---- RECORDS SUPPLIED

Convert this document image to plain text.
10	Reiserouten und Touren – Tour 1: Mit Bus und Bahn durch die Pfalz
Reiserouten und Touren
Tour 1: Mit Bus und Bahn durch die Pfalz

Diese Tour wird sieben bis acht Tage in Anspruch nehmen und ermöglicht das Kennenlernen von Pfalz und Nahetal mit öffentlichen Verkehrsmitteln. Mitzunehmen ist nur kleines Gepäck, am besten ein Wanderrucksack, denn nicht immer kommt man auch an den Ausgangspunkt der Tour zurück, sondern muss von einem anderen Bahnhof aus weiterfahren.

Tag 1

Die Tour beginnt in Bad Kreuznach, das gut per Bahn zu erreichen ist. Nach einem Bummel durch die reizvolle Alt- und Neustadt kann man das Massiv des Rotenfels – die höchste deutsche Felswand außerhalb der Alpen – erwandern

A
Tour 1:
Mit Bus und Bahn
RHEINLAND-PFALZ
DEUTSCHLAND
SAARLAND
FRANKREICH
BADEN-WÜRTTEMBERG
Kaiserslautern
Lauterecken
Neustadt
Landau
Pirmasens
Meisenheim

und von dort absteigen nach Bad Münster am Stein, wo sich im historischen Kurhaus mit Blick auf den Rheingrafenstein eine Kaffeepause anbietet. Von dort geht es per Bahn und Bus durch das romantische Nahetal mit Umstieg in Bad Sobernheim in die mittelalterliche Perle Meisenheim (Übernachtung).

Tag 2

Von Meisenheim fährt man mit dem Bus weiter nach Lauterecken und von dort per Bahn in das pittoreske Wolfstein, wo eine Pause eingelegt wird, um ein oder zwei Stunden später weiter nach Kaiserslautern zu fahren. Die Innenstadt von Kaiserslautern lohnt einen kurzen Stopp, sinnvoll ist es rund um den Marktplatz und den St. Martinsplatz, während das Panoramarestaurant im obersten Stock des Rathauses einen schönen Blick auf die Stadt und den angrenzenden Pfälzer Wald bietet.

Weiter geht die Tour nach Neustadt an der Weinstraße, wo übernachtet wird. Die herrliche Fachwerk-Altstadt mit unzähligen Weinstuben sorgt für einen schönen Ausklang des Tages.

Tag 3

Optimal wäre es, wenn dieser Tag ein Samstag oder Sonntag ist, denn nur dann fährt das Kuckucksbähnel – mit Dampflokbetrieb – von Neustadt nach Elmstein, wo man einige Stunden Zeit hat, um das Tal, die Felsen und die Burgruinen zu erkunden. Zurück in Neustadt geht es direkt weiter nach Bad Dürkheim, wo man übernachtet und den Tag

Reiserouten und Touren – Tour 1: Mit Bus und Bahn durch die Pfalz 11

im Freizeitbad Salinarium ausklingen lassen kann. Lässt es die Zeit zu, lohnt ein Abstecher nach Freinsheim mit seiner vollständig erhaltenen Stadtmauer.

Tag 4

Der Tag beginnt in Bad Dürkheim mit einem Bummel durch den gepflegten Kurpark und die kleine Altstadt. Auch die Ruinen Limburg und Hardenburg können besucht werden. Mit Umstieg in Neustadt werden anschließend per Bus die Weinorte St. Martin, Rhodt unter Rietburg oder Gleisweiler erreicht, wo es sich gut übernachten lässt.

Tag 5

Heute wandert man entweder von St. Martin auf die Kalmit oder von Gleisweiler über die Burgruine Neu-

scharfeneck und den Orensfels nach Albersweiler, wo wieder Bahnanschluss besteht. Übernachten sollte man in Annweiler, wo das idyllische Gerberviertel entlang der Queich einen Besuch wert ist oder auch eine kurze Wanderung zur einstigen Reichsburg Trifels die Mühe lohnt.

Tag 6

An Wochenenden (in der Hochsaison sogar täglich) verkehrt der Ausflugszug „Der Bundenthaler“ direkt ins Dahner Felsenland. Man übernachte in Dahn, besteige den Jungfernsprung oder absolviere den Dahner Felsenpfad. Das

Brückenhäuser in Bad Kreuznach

--------

WHAT YOU ARE ASKED TO DO: Look through the listing and extract every line with "Blick" in it.

SOLUTION FOR THIS PROBLEM:
und von dort absteigen nach Bad Münster am Stein, wo sich im historischen Kurhaus mit Blick auf den Rheingrafenstein eine Kaffeepause anbietet. Von dort geht es per Bahn und Bus durch das romantische Nahetal mit Umstieg in Bad Sobernheim in die mittelalterliche Perle Meisenheim (Übernachtung).
Von Meisenheim fährt man mit dem Bus weiter nach Lauterecken und von dort per Bahn in das pittoreske Wolfstein, wo eine Pause eingelegt wird, um ein oder zwei Stunden später weiter nach Kaiserslautern zu fahren. Die Innenstadt von Kaiserslautern lohnt einen kurzen Stopp, sinnvoll ist es rund um den Marktplatz und den St. Martinsplatz, während das Panoramarestaurant im obersten Stock des Rathauses einen schönen Blick auf die Stadt und den angrenzenden Pfälzer Wald bietet.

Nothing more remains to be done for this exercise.